## GIVEN INSTRUCTION 1
In the passage about Vogue, what does the writer compare life to?
## GIVEN INSTRUCTION 2
Continue the passage about Vogue, starting right after its final question about why readers still need the magazine.

** START DOCUMENT EXTRACT **

At Vogue we have always celebrated creativity. Creativity is at the heart of innovation, and many of the problems the world is facing will require that magic ingredient in order to be resolved. With this magazine I would like to think we offer hope and highlight some possible solutions.
I also believe in inclusivity, but by that I mean being inclusive of everyone rather than just one side of an argument. I think of life as a see-saw. See-saws are not fun if they are crashing to the ground on either side. I suggest that realistic balance, celebrating success and generally looking for the good is the role of Vogue.
When I got this job the era of digital disruption was well underway and I had cause to consider Vogue’s purpose. Why, in an age of usergenerated content on social media channels and free digital imagery and journalism, did our readers – indeed the world – need Vogue?

** END DOCUMENT EXTRACT **
** START SOURCE MATERIAL **

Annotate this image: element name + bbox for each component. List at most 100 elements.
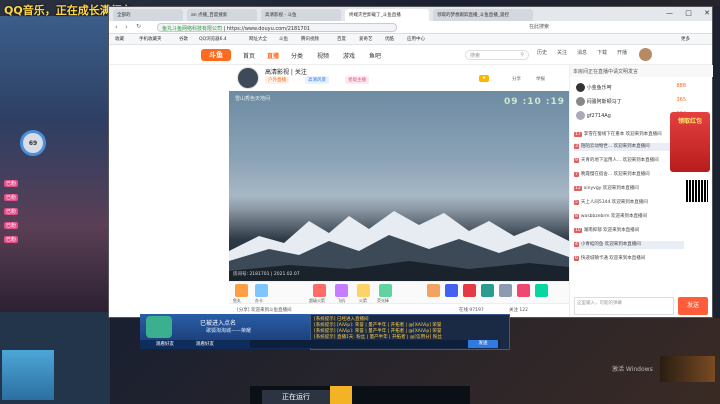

** END SOURCE MATERIAL **

## FINAL ANSWER 1
A see-saw.

## FINAL ANSWER 2
I came to the conclusion that Vogue’s role was to document the fashion Zeitgeist, our popular culture and, primarily, the women of our times through the prism of the visions of our most talented and creative designers. And in creating that imagery we were creating pictures to help tell the story of who we are – pictures that people will hang on their walls in the years to come.
So I was thrilled when the National Portrait Gallery (NPG) chose to celebrate our portraiture this year in Women in Vogue: Celebrating Sixty Years in Australia.
This issue, I feel, adds to the rich tapestry of our storytelling, which the NPG has highlighted. We have featured many wonderful Australians in our 60th edition, but I chose three in particular to highlight: Nicole Kidman, Gemma Ward and Adut Akech.
In Vogue, we of course celebrate fashion, but what makes fashion come alive is the woman who wears it. These three women have not only worn fashion exceptionally well, they have also lived extraordinary lives in it.
“When asked to describe what makes our title unique among our 24 sister
Vogue titles around the world I always come back to one word: spirited”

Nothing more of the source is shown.